• **EXERCISE DETAILS**
Print the lines from the first one through the line containing "Text: CLR: CLR — [230, 841, 261, 855]", with both ends included, reproducing each without any change.

• **ENTRIES**

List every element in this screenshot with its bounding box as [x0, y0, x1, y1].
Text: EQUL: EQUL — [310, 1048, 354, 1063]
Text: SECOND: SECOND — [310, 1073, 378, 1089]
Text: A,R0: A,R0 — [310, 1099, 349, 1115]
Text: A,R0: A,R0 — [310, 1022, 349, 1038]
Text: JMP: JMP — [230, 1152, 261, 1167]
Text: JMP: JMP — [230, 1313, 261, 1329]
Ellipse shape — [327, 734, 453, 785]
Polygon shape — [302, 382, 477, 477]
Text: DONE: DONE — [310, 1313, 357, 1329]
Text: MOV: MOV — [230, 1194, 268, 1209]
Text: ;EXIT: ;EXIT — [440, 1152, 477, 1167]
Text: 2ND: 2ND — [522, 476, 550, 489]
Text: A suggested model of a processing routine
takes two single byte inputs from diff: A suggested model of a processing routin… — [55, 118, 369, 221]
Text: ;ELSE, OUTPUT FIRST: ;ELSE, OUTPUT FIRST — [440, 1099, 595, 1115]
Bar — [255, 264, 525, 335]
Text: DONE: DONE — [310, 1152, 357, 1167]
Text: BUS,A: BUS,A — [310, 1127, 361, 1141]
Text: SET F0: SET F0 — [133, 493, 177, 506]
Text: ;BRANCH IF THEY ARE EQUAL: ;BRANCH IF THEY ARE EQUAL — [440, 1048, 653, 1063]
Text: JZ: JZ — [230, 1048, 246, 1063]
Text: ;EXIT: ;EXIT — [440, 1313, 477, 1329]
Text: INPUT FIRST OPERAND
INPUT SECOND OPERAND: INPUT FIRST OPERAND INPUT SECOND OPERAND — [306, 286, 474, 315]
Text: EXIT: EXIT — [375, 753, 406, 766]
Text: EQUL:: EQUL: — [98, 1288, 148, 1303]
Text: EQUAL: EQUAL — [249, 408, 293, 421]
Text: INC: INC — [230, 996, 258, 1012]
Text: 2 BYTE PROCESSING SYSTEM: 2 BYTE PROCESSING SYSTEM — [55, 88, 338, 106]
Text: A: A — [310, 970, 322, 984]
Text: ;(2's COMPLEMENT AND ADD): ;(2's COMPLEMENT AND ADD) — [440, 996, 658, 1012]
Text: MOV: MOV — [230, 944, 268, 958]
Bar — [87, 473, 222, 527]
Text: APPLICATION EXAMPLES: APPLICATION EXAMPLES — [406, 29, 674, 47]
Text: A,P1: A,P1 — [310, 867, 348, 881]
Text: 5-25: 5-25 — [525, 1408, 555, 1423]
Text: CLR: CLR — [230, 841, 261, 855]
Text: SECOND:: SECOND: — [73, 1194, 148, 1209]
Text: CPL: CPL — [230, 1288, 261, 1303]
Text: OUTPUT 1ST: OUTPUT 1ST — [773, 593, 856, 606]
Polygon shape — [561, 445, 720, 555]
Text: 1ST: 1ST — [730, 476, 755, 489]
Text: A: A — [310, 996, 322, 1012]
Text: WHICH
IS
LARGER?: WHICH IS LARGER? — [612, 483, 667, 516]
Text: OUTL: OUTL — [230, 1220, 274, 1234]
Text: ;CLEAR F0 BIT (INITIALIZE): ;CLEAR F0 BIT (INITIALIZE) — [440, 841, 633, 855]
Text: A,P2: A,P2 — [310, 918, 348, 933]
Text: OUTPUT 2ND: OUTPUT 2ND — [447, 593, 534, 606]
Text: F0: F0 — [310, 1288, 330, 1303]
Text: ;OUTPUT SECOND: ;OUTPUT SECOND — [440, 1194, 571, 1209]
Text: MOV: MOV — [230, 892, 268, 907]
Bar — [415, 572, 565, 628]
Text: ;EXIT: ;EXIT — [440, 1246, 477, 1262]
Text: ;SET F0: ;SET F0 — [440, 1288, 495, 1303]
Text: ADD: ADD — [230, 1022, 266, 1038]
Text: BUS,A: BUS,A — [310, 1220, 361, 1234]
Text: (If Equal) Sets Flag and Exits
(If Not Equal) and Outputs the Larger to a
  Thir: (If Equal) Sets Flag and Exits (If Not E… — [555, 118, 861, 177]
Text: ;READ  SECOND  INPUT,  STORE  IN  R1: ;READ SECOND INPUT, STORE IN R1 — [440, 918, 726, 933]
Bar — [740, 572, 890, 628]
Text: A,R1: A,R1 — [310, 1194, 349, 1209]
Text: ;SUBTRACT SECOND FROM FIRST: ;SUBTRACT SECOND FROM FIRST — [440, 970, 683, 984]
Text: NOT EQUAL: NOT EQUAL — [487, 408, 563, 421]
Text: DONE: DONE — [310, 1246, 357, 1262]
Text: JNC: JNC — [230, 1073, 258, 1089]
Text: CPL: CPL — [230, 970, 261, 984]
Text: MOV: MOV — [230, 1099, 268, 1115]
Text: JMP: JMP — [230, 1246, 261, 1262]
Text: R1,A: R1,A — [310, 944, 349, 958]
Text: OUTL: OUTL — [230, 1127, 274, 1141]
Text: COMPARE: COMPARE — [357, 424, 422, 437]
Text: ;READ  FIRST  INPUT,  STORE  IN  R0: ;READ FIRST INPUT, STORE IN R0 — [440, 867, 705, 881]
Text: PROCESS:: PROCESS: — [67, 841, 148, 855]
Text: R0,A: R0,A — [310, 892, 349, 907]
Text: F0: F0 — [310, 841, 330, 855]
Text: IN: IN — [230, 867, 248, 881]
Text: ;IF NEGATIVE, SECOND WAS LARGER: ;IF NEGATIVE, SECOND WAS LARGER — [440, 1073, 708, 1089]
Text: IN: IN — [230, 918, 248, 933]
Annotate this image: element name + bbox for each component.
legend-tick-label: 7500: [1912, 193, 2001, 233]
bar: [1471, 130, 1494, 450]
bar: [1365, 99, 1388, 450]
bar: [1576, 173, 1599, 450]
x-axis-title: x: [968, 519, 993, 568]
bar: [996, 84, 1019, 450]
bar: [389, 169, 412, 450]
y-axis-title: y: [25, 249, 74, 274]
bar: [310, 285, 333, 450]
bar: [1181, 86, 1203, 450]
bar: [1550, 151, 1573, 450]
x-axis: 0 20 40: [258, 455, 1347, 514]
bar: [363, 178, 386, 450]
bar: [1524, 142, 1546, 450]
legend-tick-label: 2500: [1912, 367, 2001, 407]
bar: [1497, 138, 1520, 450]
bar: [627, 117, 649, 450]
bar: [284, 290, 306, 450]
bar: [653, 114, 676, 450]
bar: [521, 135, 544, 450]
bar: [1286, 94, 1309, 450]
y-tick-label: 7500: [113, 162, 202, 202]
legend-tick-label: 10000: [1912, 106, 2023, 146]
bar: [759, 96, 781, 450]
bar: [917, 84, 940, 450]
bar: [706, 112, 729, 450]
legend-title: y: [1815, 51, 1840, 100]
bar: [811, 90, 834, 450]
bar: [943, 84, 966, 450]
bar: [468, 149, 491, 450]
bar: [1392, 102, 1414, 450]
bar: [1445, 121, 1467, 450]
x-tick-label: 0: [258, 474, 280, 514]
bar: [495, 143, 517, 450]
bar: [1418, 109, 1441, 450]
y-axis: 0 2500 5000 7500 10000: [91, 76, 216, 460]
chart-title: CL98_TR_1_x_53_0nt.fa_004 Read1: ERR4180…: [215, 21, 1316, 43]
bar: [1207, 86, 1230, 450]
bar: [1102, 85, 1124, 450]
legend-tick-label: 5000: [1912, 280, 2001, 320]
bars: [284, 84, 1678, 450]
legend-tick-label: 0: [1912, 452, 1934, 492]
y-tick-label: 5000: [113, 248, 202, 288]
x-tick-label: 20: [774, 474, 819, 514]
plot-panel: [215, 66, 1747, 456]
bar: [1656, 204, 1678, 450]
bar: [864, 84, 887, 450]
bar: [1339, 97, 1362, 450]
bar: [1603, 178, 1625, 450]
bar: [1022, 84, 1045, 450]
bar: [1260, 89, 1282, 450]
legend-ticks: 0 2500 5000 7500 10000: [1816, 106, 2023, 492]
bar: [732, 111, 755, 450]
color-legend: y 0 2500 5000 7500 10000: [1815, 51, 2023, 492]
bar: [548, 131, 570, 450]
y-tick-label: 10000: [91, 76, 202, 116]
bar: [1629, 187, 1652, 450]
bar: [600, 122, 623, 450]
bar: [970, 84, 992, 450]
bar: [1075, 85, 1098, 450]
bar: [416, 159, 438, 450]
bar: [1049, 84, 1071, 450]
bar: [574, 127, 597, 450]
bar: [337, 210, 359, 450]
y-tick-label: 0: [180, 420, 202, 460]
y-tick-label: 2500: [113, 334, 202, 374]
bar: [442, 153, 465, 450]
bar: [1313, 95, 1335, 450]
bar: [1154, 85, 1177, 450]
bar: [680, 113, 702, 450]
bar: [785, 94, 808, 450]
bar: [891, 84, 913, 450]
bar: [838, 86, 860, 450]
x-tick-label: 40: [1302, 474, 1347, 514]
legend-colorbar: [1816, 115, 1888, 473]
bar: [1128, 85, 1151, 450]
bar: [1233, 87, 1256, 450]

• **RESULT OF THIS TASK**
List every element in this screenshot with its bounding box as [x0, y0, x1, y1].
Text: EQUL: EQUL — [310, 1048, 354, 1063]
Text: SECOND: SECOND — [310, 1073, 378, 1089]
Text: A,R0: A,R0 — [310, 1099, 349, 1115]
Text: A,R0: A,R0 — [310, 1022, 349, 1038]
Text: JMP: JMP — [230, 1152, 261, 1167]
Text: JMP: JMP — [230, 1313, 261, 1329]
Ellipse shape — [327, 734, 453, 785]
Polygon shape — [302, 382, 477, 477]
Text: DONE: DONE — [310, 1313, 357, 1329]
Text: MOV: MOV — [230, 1194, 268, 1209]
Text: ;EXIT: ;EXIT — [440, 1152, 477, 1167]
Text: 2ND: 2ND — [522, 476, 550, 489]
Text: A suggested model of a processing routine
takes two single byte inputs from diff: A suggested model of a processing routin… — [55, 118, 369, 221]
Text: ;ELSE, OUTPUT FIRST: ;ELSE, OUTPUT FIRST — [440, 1099, 595, 1115]
Bar — [255, 264, 525, 335]
Text: DONE: DONE — [310, 1152, 357, 1167]
Text: BUS,A: BUS,A — [310, 1127, 361, 1141]
Text: SET F0: SET F0 — [133, 493, 177, 506]
Text: ;BRANCH IF THEY ARE EQUAL: ;BRANCH IF THEY ARE EQUAL — [440, 1048, 653, 1063]
Text: JZ: JZ — [230, 1048, 246, 1063]
Text: ;EXIT: ;EXIT — [440, 1313, 477, 1329]
Text: INPUT FIRST OPERAND
INPUT SECOND OPERAND: INPUT FIRST OPERAND INPUT SECOND OPERAND — [306, 286, 474, 315]
Text: EXIT: EXIT — [375, 753, 406, 766]
Text: EQUL:: EQUL: — [98, 1288, 148, 1303]
Text: EQUAL: EQUAL — [249, 408, 293, 421]
Text: INC: INC — [230, 996, 258, 1012]
Text: 2 BYTE PROCESSING SYSTEM: 2 BYTE PROCESSING SYSTEM — [55, 88, 338, 106]
Text: A: A — [310, 970, 322, 984]
Text: ;(2's COMPLEMENT AND ADD): ;(2's COMPLEMENT AND ADD) — [440, 996, 658, 1012]
Text: MOV: MOV — [230, 944, 268, 958]
Bar — [87, 473, 222, 527]
Text: APPLICATION EXAMPLES: APPLICATION EXAMPLES — [406, 29, 674, 47]
Text: A,P1: A,P1 — [310, 867, 348, 881]
Text: 5-25: 5-25 — [525, 1408, 555, 1423]
Text: CLR: CLR — [230, 841, 261, 855]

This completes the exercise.